Provided records:
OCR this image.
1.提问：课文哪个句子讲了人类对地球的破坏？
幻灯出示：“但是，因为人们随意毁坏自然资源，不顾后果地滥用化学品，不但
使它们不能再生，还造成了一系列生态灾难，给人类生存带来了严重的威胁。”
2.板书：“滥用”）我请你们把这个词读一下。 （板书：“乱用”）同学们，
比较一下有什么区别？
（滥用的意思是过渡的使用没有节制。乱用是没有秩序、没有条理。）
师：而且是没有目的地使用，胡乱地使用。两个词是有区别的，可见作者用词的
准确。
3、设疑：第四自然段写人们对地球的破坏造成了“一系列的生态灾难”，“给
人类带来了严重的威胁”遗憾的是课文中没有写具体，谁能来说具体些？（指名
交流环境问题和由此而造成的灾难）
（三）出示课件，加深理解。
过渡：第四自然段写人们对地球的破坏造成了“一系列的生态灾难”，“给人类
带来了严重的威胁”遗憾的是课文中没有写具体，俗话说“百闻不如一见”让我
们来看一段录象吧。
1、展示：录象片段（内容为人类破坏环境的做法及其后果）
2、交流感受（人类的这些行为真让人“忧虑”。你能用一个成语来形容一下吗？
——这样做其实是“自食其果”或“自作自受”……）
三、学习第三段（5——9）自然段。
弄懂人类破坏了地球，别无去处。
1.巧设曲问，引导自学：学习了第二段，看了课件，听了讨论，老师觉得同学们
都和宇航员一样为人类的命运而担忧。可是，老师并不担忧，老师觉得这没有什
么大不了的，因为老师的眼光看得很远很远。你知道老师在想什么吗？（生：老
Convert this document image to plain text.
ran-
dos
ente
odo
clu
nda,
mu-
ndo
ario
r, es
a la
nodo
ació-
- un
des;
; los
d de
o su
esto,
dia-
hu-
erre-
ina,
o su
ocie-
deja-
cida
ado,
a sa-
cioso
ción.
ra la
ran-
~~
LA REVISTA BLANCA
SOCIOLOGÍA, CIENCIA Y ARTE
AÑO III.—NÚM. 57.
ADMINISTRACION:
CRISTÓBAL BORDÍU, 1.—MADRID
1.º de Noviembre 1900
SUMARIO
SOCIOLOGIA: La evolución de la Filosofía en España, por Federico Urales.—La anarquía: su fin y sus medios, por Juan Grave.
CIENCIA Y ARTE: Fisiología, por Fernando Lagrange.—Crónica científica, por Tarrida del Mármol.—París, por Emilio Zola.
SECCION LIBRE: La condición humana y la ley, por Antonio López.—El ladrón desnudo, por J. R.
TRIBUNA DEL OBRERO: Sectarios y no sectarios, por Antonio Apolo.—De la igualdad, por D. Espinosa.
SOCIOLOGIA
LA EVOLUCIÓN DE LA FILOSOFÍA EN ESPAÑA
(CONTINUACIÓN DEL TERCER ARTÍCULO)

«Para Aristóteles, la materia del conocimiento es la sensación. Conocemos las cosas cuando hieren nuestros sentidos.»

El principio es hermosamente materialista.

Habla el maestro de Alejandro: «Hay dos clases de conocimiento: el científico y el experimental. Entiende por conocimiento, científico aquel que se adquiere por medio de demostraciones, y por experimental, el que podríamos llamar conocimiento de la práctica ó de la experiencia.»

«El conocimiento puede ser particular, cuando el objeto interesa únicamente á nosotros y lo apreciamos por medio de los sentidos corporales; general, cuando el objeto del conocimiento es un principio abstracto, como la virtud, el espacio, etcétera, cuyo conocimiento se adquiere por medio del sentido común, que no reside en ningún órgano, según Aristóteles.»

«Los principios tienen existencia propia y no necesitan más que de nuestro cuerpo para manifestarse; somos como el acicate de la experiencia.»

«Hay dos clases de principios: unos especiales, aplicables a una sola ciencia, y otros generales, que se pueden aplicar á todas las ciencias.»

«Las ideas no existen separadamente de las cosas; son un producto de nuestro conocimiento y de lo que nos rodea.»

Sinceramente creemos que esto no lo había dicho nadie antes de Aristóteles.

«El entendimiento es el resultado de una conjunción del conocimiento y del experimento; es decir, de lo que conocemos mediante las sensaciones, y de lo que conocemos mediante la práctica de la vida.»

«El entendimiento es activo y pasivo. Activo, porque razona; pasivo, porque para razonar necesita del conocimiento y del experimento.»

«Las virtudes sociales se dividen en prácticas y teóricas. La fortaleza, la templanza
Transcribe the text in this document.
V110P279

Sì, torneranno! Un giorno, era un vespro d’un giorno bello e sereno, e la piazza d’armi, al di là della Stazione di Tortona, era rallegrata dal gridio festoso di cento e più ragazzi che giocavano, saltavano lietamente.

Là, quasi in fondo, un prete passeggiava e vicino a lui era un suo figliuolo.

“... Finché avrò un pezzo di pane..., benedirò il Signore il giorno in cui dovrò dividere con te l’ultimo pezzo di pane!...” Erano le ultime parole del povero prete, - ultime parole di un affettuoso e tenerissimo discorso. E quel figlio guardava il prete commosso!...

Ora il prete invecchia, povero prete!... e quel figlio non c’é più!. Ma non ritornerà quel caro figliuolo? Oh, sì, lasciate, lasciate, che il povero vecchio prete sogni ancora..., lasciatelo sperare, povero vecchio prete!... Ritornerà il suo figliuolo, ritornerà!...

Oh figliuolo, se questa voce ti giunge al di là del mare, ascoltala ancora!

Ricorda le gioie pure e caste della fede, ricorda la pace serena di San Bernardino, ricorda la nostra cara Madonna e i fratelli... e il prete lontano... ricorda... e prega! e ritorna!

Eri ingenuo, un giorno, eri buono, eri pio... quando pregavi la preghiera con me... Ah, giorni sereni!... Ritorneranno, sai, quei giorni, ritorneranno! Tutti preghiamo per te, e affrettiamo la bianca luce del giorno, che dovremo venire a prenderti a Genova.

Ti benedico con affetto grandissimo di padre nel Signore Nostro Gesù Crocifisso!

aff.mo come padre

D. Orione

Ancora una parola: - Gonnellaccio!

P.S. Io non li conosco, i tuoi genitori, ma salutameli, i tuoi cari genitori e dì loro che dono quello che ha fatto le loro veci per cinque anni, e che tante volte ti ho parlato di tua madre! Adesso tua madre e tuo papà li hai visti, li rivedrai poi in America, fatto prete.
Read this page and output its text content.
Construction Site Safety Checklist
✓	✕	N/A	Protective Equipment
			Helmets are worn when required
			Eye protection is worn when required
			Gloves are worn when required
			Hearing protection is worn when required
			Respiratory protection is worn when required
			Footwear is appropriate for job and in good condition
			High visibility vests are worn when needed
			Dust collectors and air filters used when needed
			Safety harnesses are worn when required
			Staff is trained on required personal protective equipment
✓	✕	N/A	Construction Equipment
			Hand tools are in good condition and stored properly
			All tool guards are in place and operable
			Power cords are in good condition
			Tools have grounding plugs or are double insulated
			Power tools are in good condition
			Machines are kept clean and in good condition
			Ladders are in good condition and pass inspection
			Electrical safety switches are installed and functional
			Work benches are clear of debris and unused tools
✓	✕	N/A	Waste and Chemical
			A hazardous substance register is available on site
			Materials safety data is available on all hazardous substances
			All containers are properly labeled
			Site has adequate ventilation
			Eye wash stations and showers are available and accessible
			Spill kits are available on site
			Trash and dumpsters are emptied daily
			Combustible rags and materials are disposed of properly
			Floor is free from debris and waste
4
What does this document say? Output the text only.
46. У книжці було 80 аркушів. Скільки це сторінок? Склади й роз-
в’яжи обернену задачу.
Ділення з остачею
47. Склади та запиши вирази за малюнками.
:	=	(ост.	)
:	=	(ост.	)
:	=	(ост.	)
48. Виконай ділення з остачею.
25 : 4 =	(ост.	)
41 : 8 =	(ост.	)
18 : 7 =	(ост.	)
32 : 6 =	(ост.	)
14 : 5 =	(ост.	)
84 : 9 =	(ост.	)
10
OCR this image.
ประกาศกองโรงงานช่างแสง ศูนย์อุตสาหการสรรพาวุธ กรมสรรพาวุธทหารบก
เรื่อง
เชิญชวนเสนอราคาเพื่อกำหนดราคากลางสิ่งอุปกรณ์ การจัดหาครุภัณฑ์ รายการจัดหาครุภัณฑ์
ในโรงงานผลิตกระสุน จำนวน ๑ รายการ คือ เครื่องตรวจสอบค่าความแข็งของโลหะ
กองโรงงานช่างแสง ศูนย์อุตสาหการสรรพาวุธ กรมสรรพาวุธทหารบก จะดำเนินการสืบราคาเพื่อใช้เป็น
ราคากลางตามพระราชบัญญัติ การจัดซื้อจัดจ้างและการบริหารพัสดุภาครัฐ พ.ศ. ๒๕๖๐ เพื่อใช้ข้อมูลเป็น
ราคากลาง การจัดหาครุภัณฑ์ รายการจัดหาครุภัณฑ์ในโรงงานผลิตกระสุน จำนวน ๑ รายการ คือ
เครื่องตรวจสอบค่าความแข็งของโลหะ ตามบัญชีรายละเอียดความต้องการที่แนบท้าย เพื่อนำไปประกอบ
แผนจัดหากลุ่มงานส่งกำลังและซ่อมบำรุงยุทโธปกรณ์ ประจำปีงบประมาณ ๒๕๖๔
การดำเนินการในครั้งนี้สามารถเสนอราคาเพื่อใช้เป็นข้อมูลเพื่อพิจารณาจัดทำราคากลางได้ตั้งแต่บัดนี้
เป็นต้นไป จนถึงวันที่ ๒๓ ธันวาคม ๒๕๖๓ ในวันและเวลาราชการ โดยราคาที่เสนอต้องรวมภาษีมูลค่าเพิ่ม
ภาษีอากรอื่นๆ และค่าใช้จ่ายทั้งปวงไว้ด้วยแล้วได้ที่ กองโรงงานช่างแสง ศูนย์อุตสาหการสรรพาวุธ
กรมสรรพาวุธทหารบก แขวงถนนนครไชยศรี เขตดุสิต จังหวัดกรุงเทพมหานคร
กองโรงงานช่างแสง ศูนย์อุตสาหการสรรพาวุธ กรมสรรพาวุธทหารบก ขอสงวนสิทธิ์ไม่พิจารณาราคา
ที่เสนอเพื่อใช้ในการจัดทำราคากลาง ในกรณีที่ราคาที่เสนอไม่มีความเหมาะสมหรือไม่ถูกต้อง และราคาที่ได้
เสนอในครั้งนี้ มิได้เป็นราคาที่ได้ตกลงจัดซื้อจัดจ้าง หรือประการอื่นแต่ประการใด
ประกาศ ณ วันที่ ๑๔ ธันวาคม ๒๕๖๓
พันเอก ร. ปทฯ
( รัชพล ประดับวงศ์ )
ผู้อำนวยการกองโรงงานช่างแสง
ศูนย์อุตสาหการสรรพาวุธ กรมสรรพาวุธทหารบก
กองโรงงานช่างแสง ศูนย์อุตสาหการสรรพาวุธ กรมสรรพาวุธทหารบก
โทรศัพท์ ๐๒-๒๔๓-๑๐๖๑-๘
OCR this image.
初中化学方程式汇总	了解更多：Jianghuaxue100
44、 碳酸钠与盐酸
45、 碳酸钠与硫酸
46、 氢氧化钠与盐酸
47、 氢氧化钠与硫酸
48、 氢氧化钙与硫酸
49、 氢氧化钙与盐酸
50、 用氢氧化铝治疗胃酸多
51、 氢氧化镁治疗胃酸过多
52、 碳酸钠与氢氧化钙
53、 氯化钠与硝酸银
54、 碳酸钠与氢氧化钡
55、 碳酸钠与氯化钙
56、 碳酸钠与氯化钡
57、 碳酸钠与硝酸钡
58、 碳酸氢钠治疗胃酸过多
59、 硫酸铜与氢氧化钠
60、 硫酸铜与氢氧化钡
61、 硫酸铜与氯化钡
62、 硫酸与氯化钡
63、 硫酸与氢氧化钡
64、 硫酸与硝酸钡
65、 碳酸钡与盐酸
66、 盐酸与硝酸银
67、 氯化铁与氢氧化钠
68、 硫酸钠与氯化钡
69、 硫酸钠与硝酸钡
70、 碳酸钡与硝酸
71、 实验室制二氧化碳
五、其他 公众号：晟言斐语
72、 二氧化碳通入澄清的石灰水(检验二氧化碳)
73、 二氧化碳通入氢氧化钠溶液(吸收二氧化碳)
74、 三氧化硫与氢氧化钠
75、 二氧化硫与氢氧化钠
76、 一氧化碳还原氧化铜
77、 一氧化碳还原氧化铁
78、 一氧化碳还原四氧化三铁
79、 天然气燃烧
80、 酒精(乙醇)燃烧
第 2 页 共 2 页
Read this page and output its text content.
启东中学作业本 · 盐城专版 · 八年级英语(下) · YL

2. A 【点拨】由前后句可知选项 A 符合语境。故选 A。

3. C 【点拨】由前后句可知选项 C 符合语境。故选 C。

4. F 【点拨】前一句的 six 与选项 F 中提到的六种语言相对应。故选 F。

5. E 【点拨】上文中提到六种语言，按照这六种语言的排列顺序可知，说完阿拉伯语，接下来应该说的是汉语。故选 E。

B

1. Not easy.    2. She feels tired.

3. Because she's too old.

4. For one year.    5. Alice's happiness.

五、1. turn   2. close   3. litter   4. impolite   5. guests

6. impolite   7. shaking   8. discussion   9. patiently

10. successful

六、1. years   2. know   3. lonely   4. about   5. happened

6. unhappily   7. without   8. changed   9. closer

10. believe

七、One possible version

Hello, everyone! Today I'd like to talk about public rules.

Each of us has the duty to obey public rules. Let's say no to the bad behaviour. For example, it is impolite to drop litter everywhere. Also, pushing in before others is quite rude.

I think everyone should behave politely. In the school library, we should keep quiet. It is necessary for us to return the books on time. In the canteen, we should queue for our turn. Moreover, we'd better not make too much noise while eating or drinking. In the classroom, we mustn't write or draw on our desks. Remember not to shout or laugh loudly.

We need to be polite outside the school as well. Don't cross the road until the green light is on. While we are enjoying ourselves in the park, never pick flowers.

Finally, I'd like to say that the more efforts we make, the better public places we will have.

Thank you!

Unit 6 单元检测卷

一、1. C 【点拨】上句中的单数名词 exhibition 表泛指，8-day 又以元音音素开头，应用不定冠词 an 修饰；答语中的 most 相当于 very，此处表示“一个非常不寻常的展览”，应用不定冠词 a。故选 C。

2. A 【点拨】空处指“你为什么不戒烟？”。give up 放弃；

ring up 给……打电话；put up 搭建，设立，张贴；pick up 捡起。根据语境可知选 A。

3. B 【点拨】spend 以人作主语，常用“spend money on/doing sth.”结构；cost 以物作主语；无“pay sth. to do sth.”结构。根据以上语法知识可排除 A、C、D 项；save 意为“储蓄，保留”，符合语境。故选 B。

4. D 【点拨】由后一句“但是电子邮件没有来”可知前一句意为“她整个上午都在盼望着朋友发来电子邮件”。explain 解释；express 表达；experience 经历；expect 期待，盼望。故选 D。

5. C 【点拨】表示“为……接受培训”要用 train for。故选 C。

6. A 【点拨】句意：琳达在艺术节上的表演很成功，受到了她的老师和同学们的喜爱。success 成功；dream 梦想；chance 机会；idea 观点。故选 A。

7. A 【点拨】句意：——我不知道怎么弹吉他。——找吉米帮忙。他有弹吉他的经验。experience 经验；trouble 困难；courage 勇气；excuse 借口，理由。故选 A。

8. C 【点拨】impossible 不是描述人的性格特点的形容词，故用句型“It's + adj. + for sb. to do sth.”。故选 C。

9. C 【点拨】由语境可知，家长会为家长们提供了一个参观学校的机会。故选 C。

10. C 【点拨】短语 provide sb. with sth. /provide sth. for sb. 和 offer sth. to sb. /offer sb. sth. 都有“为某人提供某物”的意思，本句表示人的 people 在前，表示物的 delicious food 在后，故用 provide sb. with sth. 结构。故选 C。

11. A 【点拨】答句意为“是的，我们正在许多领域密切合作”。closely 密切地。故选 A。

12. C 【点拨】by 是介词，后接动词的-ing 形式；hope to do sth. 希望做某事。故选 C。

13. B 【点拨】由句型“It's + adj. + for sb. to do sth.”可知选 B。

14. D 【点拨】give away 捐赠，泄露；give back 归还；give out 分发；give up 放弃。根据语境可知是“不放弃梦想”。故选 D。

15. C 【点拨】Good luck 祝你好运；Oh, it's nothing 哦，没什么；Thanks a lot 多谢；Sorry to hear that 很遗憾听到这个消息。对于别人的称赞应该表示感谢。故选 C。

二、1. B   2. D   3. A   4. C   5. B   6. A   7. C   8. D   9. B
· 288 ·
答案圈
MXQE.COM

Job:
Using the records given above, list every line that includes the word "由前后句可知选项".

Answer in full:
2. A 【点拨】由前后句可知选项 A 符合语境。故选 A。
3. C 【点拨】由前后句可知选项 C 符合语境。故选 C。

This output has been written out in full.